> [DATA FOR THIS EXERCISE]
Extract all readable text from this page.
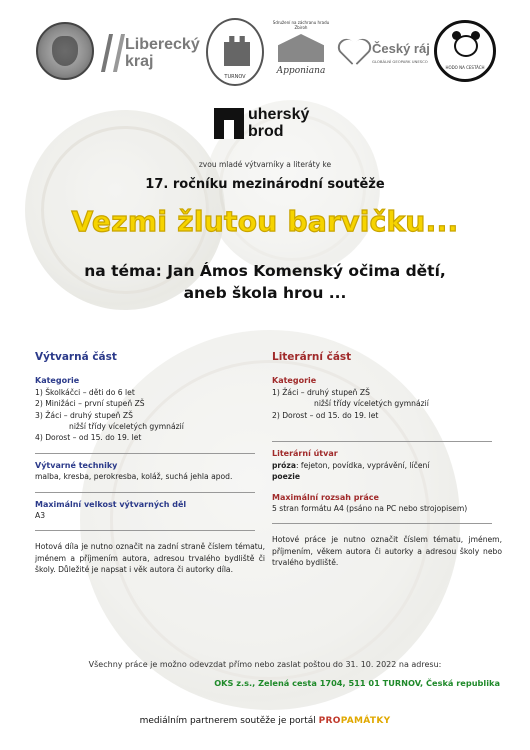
Liberecký
kraj
TURNOV
Sdružení na záchranu hradu Zbiroh
Apponiana
Český ráj
GLOBÁLNÍ GEOPARK UNESCO
HODO NA CESTÁCH
uherský
brod
zvou mladé výtvarníky a literáty ke
17. ročníku mezinárodní soutěže
Vezmi žlutou barvičku...
na téma: Jan Ámos Komenský očima dětí,
aneb škola hrou ...
Výtvarná část
Kategorie
1) Školkáčci – děti do 6 let
2) Minižáci – první stupeň ZŠ
3) Žáci – druhý stupeň ZŠ
nižší třídy víceletých gymnázií
4) Dorost – od 15. do 19. let
Výtvarné techniky
malba, kresba, perokresba, koláž, suchá jehla apod.
Maximální velkost výtvarných děl
A3
Hotová díla je nutno označit na zadní straně číslem tématu, jménem a příjmením autora, adresou trvalého bydliště či školy. Důležité je napsat i věk autora či autorky díla.
Literární část
Kategorie
1) Žáci – druhý stupeň ZŠ
nižší třídy víceletých gymnázií
2) Dorost – od 15. do 19. let

Literární útvar
próza: fejeton, povídka, vyprávění, líčení
poezie
Maximální rozsah práce
5 stran formátu A4 (psáno na PC nebo strojopisem)
Hotové práce je nutno označit číslem tématu, jménem, příjmením, věkem autora či autorky a adresou školy nebo trvalého bydliště.
Všechny práce je možno odevzdat přímo nebo zaslat poštou do 31. 10. 2022 na adresu:
OKS z.s., Zelená cesta 1704, 511 01 TURNOV, Česká republika
mediálním partnerem soutěže je portál PROPAMÁTKY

> [WRITTEN EXERCISE] From the data above, pick out each line containing "práce" and copy it.

> [SOLUTION TO THIS EXERCISE]
Maximální rozsah práce
Hotové práce je nutno označit číslem tématu, jménem, příjmením, věkem autora či autorky a adresou školy nebo trvalého bydliště.
Všechny práce je možno odevzdat přímo nebo zaslat poštou do 31. 10. 2022 na adresu:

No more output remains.